> _REQUEST_:
What is the number of lines in the entries below that include the word "Arlington"? Provide the number only.

> _AVAILABLE RECORDS_:
********

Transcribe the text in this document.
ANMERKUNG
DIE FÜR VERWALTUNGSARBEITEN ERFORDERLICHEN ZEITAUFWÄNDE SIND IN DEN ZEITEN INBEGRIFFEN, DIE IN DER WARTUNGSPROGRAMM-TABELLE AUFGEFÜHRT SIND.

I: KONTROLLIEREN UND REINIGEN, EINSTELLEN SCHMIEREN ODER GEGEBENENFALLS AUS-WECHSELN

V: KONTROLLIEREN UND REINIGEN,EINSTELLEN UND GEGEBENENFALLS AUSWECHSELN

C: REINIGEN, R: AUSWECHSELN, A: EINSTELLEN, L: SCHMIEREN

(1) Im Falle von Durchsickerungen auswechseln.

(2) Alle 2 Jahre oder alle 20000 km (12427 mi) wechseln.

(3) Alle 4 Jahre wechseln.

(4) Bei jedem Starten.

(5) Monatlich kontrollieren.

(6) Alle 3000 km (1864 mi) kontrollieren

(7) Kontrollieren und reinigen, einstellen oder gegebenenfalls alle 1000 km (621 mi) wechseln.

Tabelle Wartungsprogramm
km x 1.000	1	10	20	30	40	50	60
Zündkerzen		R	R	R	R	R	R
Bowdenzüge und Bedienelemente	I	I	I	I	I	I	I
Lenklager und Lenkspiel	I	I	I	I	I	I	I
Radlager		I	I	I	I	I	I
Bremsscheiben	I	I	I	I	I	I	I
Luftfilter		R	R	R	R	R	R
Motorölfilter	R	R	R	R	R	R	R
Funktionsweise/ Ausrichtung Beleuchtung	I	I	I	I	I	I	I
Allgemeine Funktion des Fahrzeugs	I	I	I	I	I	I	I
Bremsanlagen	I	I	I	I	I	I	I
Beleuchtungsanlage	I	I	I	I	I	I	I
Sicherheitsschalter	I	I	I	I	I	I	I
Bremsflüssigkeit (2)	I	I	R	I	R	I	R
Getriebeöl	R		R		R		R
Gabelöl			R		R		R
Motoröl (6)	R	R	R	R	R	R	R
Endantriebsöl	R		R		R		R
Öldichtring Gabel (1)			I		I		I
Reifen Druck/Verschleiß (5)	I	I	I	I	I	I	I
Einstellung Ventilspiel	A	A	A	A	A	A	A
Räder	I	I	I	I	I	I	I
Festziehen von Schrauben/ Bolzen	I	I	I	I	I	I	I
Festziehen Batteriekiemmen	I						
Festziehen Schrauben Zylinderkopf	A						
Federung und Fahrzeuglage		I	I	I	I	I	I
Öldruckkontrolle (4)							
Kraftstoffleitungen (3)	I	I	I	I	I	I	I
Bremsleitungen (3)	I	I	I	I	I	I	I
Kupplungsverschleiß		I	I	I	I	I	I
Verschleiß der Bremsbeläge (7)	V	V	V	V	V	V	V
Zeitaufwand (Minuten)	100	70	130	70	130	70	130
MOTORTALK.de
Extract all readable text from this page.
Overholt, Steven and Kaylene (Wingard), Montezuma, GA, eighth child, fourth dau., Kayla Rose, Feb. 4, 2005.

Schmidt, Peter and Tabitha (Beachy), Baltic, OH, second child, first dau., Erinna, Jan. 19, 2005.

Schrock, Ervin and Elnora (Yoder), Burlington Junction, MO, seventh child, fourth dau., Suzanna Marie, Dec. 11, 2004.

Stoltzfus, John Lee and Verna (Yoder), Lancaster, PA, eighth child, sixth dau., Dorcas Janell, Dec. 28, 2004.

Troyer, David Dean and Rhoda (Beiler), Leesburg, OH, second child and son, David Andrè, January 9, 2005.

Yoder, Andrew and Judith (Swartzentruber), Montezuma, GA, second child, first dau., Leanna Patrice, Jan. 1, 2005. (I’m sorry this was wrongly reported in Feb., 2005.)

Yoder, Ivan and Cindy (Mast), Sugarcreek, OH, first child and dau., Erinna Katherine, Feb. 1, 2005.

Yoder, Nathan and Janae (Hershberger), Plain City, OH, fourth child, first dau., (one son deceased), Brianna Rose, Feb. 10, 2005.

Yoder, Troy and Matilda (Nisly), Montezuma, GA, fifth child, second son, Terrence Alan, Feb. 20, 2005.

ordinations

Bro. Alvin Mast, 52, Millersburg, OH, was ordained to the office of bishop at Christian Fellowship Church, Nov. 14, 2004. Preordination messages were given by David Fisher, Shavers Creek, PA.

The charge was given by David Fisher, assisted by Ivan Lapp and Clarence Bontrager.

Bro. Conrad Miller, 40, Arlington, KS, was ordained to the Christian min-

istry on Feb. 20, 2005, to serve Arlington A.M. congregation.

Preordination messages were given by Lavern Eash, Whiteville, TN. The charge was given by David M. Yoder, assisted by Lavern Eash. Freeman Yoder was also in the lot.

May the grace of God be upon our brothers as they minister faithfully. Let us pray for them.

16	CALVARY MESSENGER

********

> _FINAL RESULT_:
2